===== AVAILABLE RECORDS =====

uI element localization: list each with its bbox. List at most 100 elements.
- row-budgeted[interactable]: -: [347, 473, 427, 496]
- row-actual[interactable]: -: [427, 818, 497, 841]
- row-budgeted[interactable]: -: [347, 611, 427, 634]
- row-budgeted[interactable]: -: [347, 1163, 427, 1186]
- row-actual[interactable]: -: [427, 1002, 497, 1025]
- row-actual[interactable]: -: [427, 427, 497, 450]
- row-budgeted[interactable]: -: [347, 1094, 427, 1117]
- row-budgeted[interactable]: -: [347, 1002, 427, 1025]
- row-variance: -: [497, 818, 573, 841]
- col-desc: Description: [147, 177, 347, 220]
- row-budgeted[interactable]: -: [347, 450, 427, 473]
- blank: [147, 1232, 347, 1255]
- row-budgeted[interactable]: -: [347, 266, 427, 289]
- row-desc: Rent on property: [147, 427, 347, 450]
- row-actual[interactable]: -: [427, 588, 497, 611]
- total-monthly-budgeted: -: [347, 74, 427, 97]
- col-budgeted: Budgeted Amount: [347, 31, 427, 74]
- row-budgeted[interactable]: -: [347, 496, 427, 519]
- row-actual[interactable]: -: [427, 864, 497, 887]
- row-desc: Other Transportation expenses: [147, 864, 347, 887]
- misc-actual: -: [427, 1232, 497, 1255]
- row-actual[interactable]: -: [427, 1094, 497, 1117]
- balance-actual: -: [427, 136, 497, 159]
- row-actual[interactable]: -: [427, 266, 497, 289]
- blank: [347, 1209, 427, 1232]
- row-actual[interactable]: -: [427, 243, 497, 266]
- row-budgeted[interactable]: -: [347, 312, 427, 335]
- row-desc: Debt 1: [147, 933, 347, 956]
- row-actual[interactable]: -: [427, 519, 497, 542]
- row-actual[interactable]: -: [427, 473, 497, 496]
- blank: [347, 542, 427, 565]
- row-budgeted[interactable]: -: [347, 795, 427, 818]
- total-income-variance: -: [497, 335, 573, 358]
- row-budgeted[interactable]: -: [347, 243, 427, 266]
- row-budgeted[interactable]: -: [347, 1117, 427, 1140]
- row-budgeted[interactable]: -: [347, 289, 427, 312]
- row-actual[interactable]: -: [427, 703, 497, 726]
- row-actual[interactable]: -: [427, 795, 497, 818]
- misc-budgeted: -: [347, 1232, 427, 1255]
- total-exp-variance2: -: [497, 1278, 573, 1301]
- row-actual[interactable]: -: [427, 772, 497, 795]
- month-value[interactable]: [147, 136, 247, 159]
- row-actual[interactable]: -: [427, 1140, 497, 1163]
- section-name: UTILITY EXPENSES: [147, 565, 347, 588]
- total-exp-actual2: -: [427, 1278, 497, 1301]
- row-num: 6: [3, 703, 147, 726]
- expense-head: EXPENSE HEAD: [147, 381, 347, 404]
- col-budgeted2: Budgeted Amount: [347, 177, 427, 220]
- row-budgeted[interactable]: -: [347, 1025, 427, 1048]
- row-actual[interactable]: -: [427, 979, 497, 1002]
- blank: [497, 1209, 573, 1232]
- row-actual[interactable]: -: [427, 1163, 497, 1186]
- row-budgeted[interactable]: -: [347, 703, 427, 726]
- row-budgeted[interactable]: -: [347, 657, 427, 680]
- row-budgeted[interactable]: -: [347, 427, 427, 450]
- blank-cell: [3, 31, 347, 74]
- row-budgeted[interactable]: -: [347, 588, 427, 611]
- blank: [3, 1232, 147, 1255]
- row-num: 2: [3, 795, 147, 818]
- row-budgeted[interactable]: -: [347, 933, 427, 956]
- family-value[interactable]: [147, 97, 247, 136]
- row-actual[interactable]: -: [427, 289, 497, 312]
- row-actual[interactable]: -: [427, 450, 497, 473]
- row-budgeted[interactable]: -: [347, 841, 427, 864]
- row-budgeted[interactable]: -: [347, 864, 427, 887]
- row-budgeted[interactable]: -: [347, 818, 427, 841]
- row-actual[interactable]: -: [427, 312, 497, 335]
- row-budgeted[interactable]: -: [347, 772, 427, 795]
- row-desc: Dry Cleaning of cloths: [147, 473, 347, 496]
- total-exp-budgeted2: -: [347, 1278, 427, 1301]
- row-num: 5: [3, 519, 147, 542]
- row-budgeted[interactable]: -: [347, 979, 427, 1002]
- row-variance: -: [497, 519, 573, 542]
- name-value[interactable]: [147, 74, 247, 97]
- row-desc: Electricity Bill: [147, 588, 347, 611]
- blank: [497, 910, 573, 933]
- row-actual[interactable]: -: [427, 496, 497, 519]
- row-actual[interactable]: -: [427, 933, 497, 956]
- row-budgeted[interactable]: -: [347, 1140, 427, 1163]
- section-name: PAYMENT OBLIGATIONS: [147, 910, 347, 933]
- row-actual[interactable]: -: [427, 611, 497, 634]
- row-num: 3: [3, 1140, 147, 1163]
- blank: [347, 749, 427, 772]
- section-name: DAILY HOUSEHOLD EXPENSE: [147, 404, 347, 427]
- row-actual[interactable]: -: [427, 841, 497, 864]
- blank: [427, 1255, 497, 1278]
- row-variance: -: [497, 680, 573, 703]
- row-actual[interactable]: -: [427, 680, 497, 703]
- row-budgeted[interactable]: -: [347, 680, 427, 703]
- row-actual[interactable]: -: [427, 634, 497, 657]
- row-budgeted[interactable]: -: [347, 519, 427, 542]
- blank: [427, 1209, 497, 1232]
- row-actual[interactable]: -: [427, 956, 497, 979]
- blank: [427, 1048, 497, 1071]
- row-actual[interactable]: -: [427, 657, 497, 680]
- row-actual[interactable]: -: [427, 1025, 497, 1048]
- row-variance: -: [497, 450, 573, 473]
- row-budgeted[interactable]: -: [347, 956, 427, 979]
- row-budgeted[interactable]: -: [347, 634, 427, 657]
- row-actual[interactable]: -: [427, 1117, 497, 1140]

=====

GOAL OF THE EXERCISE:
Copy every line of the data above word for word, with nothing changed or left out.

SOLUTION:
uI element localization: list each with its bbox. List at most 100 elements.
- row-budgeted[interactable]: -: [347, 473, 427, 496]
- row-actual[interactable]: -: [427, 818, 497, 841]
- row-budgeted[interactable]: -: [347, 611, 427, 634]
- row-budgeted[interactable]: -: [347, 1163, 427, 1186]
- row-actual[interactable]: -: [427, 1002, 497, 1025]
- row-actual[interactable]: -: [427, 427, 497, 450]
- row-budgeted[interactable]: -: [347, 1094, 427, 1117]
- row-budgeted[interactable]: -: [347, 1002, 427, 1025]
- row-variance: -: [497, 818, 573, 841]
- col-desc: Description: [147, 177, 347, 220]
- row-budgeted[interactable]: -: [347, 450, 427, 473]
- blank: [147, 1232, 347, 1255]
- row-budgeted[interactable]: -: [347, 266, 427, 289]
- row-desc: Rent on property: [147, 427, 347, 450]
- row-actual[interactable]: -: [427, 588, 497, 611]
- total-monthly-budgeted: -: [347, 74, 427, 97]
- col-budgeted: Budgeted Amount: [347, 31, 427, 74]
- row-budgeted[interactable]: -: [347, 496, 427, 519]
- row-actual[interactable]: -: [427, 864, 497, 887]
- row-desc: Other Transportation expenses: [147, 864, 347, 887]
- misc-actual: -: [427, 1232, 497, 1255]
- row-actual[interactable]: -: [427, 1094, 497, 1117]
- balance-actual: -: [427, 136, 497, 159]
- row-actual[interactable]: -: [427, 266, 497, 289]
- blank: [347, 1209, 427, 1232]
- row-actual[interactable]: -: [427, 243, 497, 266]
- row-budgeted[interactable]: -: [347, 312, 427, 335]
- row-desc: Debt 1: [147, 933, 347, 956]
- row-actual[interactable]: -: [427, 519, 497, 542]
- row-actual[interactable]: -: [427, 473, 497, 496]
- blank: [347, 542, 427, 565]
- row-budgeted[interactable]: -: [347, 795, 427, 818]
- total-income-variance: -: [497, 335, 573, 358]
- row-budgeted[interactable]: -: [347, 243, 427, 266]
- row-budgeted[interactable]: -: [347, 1117, 427, 1140]
- row-budgeted[interactable]: -: [347, 289, 427, 312]
- row-actual[interactable]: -: [427, 703, 497, 726]
- row-actual[interactable]: -: [427, 795, 497, 818]
- misc-budgeted: -: [347, 1232, 427, 1255]
- total-exp-variance2: -: [497, 1278, 573, 1301]
- row-actual[interactable]: -: [427, 772, 497, 795]
- month-value[interactable]: [147, 136, 247, 159]
- row-actual[interactable]: -: [427, 1140, 497, 1163]
- section-name: UTILITY EXPENSES: [147, 565, 347, 588]
- total-exp-actual2: -: [427, 1278, 497, 1301]
- row-num: 6: [3, 703, 147, 726]
- expense-head: EXPENSE HEAD: [147, 381, 347, 404]
- col-budgeted2: Budgeted Amount: [347, 177, 427, 220]
- row-budgeted[interactable]: -: [347, 1025, 427, 1048]
- row-actual[interactable]: -: [427, 979, 497, 1002]
- blank: [497, 1209, 573, 1232]
- row-actual[interactable]: -: [427, 1163, 497, 1186]
- row-budgeted[interactable]: -: [347, 703, 427, 726]
- row-budgeted[interactable]: -: [347, 657, 427, 680]
- row-budgeted[interactable]: -: [347, 427, 427, 450]
- blank-cell: [3, 31, 347, 74]
- row-budgeted[interactable]: -: [347, 588, 427, 611]
- blank: [3, 1232, 147, 1255]
- row-num: 2: [3, 795, 147, 818]
- row-budgeted[interactable]: -: [347, 933, 427, 956]
- family-value[interactable]: [147, 97, 247, 136]
- row-actual[interactable]: -: [427, 289, 497, 312]
- row-actual[interactable]: -: [427, 450, 497, 473]
- row-budgeted[interactable]: -: [347, 841, 427, 864]
- row-budgeted[interactable]: -: [347, 864, 427, 887]
- row-budgeted[interactable]: -: [347, 818, 427, 841]
- row-actual[interactable]: -: [427, 312, 497, 335]
- row-budgeted[interactable]: -: [347, 772, 427, 795]
- row-desc: Dry Cleaning of cloths: [147, 473, 347, 496]
- total-exp-budgeted2: -: [347, 1278, 427, 1301]
- row-num: 5: [3, 519, 147, 542]
- row-budgeted[interactable]: -: [347, 979, 427, 1002]
- row-variance: -: [497, 519, 573, 542]
- name-value[interactable]: [147, 74, 247, 97]
- row-desc: Electricity Bill: [147, 588, 347, 611]
- blank: [497, 910, 573, 933]
- row-actual[interactable]: -: [427, 496, 497, 519]
- row-actual[interactable]: -: [427, 933, 497, 956]
- row-budgeted[interactable]: -: [347, 1140, 427, 1163]
- section-name: PAYMENT OBLIGATIONS: [147, 910, 347, 933]
- row-actual[interactable]: -: [427, 611, 497, 634]
- row-num: 3: [3, 1140, 147, 1163]
- blank: [347, 749, 427, 772]
- section-name: DAILY HOUSEHOLD EXPENSE: [147, 404, 347, 427]
- row-actual[interactable]: -: [427, 841, 497, 864]
- blank: [427, 1255, 497, 1278]
- row-variance: -: [497, 680, 573, 703]
- row-actual[interactable]: -: [427, 680, 497, 703]
- row-budgeted[interactable]: -: [347, 680, 427, 703]
- row-actual[interactable]: -: [427, 634, 497, 657]
- row-budgeted[interactable]: -: [347, 519, 427, 542]
- blank: [427, 1209, 497, 1232]
- row-actual[interactable]: -: [427, 956, 497, 979]
- blank: [427, 1048, 497, 1071]
- row-actual[interactable]: -: [427, 657, 497, 680]
- row-actual[interactable]: -: [427, 1025, 497, 1048]
- row-variance: -: [497, 450, 573, 473]
- row-budgeted[interactable]: -: [347, 956, 427, 979]
- row-budgeted[interactable]: -: [347, 634, 427, 657]
- row-actual[interactable]: -: [427, 1117, 497, 1140]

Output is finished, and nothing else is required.